TASK BRIEF
Without the pictures, return each record as it appears.

[Start of PROVIDED ENTRIES]

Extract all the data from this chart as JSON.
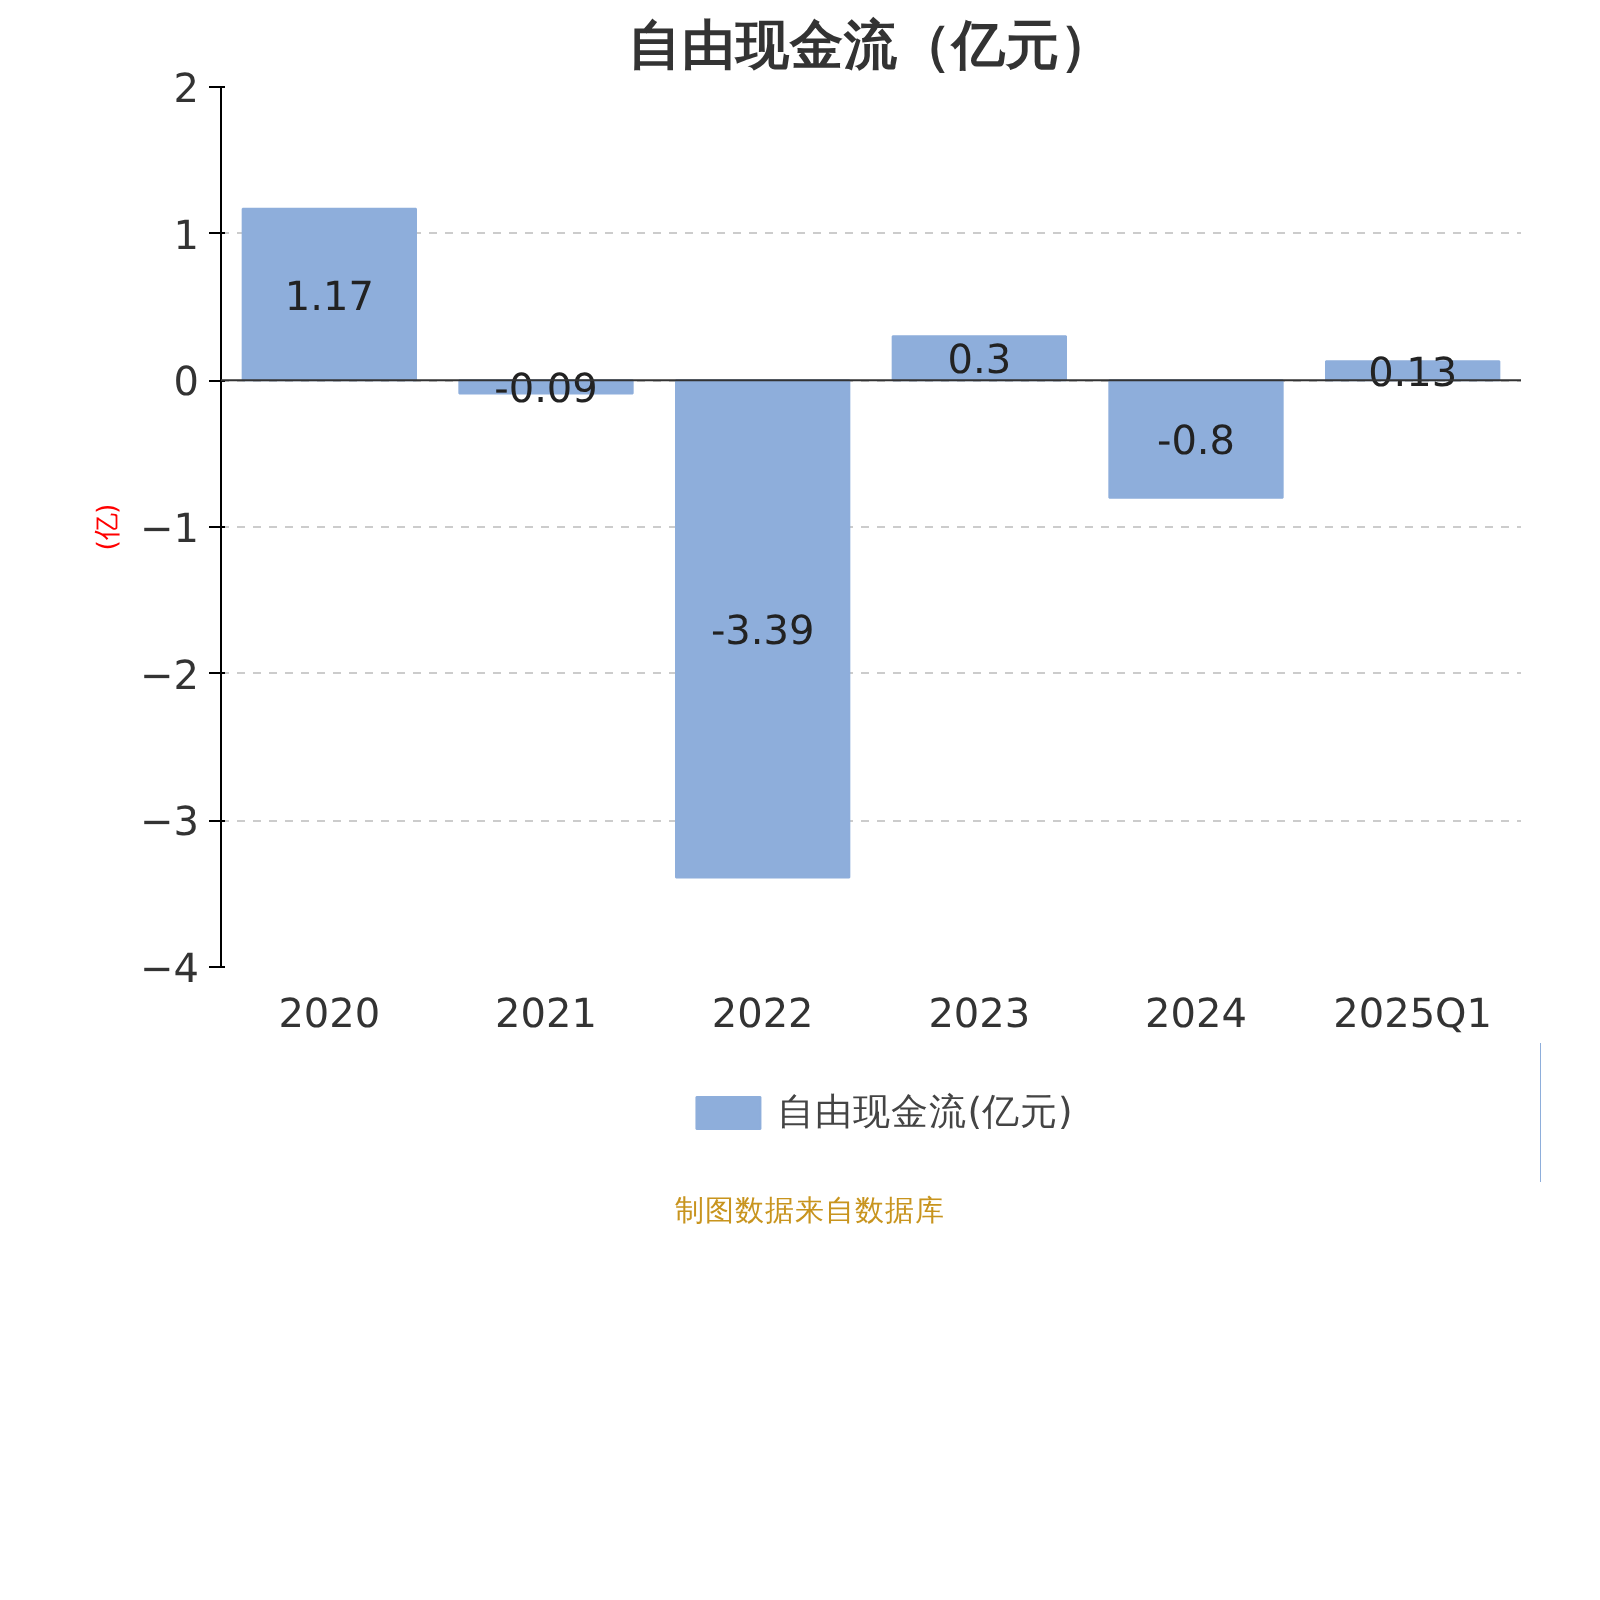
{
  "chart_data": {
    "type": "bar",
    "title": "自由现金流（亿元）",
    "ylabel": "(亿)",
    "categories": [
      "2020",
      "2021",
      "2022",
      "2023",
      "2024",
      "2025Q1"
    ],
    "series": [
      {
        "name": "自由现金流(亿元)",
        "color": "#8eaedb",
        "values": [
          1.17,
          -0.09,
          -3.39,
          0.3,
          -0.8,
          0.13
        ]
      }
    ],
    "ylim": [
      -4,
      2
    ],
    "yticks": [
      -4,
      -3,
      -2,
      -1,
      0,
      1,
      2
    ],
    "grid": "y",
    "legend": "bottom",
    "data_labels": true,
    "annotations": [
      "制图数据来自数据库"
    ]
  }
}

[End of PROVIDED ENTRIES]

ANSWER
Extract all the data from this chart as JSON.
{
  "chart_data": {
    "type": "bar",
    "title": "自由现金流（亿元）",
    "ylabel": "(亿)",
    "categories": [
      "2020",
      "2021",
      "2022",
      "2023",
      "2024",
      "2025Q1"
    ],
    "series": [
      {
        "name": "自由现金流(亿元)",
        "color": "#8eaedb",
        "values": [
          1.17,
          -0.09,
          -3.39,
          0.3,
          -0.8,
          0.13
        ]
      }
    ],
    "ylim": [
      -4,
      2
    ],
    "yticks": [
      -4,
      -3,
      -2,
      -1,
      0,
      1,
      2
    ],
    "grid": "y",
    "legend": "bottom",
    "data_labels": true,
    "annotations": [
      "制图数据来自数据库"
    ]
  }
}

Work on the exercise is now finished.